= Collected data =
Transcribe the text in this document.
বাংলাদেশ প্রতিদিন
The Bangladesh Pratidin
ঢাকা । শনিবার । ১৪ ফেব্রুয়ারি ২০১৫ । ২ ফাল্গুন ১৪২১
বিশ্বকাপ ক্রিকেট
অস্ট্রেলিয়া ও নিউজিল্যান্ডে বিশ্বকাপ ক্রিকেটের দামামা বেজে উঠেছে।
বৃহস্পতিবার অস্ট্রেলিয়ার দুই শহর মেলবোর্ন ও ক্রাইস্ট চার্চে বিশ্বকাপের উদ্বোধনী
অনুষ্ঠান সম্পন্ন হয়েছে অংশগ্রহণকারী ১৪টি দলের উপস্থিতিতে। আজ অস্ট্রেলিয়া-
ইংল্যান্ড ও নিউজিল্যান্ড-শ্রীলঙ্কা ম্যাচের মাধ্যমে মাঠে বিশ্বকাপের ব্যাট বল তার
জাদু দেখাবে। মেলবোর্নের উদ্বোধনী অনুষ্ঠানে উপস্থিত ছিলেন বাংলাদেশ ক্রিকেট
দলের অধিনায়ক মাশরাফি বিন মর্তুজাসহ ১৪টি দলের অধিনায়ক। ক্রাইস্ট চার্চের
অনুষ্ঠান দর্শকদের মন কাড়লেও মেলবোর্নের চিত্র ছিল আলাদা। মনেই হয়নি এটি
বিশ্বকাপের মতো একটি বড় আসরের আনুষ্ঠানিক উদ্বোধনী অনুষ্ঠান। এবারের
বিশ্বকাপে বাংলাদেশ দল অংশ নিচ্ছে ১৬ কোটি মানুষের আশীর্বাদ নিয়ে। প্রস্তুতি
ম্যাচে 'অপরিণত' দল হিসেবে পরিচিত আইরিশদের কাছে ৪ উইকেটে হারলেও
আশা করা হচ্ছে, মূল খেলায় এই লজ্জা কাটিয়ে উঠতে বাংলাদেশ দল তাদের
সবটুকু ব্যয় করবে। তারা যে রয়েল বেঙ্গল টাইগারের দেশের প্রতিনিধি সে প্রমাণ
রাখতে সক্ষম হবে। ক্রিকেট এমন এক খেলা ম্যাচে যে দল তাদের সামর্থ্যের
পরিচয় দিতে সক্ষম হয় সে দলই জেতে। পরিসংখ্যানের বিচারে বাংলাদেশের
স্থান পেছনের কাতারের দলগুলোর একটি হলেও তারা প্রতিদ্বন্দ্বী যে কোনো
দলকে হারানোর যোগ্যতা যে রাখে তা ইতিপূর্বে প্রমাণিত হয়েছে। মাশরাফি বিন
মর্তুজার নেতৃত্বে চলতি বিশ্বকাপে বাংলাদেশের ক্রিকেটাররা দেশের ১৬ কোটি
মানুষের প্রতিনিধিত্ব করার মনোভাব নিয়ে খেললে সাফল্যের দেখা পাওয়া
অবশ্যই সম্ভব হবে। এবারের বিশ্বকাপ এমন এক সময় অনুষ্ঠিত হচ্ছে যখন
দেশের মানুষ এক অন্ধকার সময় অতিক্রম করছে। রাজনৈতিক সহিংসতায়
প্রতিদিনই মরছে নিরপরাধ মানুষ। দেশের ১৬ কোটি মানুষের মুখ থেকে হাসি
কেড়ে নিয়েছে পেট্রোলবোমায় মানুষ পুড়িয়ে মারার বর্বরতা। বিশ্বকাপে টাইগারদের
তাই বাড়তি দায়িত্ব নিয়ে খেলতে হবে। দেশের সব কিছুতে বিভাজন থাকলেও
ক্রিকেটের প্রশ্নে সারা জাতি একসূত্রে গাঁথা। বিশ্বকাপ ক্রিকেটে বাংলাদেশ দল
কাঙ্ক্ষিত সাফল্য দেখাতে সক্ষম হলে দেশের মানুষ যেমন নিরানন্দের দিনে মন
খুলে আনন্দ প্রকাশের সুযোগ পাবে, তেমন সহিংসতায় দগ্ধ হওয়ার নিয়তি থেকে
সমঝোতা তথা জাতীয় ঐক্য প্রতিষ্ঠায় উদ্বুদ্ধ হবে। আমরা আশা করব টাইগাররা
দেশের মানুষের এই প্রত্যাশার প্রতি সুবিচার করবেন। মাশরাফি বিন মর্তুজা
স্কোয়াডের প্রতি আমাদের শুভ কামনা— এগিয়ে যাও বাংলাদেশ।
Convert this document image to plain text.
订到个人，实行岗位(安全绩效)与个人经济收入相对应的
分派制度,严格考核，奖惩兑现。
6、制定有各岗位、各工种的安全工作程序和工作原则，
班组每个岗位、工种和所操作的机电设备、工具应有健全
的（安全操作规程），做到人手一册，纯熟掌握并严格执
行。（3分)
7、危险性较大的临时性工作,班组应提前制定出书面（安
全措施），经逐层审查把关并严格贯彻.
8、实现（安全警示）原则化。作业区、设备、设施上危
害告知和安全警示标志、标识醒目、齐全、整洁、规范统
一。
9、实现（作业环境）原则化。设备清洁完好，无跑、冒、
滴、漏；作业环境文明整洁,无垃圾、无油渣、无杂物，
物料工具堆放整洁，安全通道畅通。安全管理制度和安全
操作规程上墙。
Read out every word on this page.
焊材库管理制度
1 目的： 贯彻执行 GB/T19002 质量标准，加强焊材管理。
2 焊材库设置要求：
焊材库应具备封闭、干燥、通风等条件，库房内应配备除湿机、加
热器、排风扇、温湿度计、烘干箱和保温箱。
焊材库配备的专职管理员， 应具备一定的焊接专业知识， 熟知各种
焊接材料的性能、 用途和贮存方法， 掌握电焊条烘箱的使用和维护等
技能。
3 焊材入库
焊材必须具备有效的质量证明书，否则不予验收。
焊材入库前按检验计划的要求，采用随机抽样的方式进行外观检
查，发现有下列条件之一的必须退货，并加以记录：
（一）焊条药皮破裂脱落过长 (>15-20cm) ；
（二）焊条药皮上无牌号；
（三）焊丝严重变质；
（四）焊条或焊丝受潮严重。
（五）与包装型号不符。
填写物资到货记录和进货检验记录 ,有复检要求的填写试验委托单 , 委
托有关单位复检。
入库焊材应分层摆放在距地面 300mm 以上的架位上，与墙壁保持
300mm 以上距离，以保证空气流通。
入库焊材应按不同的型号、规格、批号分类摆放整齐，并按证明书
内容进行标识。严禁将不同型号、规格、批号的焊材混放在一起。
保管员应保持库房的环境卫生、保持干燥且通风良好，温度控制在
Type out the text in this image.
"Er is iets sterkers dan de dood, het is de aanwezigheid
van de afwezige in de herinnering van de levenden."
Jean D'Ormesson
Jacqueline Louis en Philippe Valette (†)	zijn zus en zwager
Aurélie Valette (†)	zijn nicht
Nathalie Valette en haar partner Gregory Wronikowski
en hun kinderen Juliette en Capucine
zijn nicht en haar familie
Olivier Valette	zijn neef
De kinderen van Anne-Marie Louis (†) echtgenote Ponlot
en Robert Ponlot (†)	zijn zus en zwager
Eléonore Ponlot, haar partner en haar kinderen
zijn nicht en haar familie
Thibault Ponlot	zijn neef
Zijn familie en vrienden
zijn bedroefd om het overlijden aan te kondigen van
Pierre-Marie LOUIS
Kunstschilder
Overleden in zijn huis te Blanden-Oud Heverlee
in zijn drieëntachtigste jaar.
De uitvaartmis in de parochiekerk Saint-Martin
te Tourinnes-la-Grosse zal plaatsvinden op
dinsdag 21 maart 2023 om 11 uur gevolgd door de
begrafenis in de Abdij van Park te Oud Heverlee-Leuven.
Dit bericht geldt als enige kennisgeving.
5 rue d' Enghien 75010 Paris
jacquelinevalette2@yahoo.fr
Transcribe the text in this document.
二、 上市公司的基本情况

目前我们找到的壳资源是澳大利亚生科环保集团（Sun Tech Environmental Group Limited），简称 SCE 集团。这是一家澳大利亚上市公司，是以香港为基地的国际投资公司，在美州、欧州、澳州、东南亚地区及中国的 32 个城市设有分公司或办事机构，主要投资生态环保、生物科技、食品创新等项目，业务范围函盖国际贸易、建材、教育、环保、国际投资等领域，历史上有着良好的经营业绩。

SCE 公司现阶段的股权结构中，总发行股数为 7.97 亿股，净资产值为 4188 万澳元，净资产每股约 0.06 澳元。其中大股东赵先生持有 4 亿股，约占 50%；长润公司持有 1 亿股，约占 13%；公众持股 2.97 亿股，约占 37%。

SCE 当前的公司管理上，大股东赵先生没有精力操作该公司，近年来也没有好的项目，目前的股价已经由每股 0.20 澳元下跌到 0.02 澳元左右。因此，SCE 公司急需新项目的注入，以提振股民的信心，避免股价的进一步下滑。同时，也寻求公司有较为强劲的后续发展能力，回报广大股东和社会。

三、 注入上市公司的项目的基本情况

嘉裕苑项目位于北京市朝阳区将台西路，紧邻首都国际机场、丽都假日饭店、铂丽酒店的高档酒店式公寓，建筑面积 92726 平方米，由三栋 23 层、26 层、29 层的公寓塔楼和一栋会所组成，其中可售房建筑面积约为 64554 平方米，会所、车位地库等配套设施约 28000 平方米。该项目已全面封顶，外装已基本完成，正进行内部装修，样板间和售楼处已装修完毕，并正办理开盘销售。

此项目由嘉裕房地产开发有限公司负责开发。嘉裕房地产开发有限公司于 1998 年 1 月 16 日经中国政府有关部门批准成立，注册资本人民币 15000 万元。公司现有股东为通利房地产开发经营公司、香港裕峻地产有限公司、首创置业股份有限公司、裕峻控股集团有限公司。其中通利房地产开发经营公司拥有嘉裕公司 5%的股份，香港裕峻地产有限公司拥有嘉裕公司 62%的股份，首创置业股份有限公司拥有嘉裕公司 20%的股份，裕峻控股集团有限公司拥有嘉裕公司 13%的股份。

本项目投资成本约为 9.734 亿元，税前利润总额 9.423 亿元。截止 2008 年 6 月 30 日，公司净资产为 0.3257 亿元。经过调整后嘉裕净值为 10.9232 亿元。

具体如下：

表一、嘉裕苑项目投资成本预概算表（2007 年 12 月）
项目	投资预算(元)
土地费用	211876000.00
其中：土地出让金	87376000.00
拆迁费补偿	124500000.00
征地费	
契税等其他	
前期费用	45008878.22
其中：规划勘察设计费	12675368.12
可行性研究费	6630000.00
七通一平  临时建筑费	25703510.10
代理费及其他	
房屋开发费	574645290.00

= Work required =
Extract all lines containing the word "haar".

= Exercise solution =
Nathalie Valette en haar partner Gregory Wronikowski
zijn nicht en haar familie
Eléonore Ponlot, haar partner en haar kinderen
zijn nicht en haar familie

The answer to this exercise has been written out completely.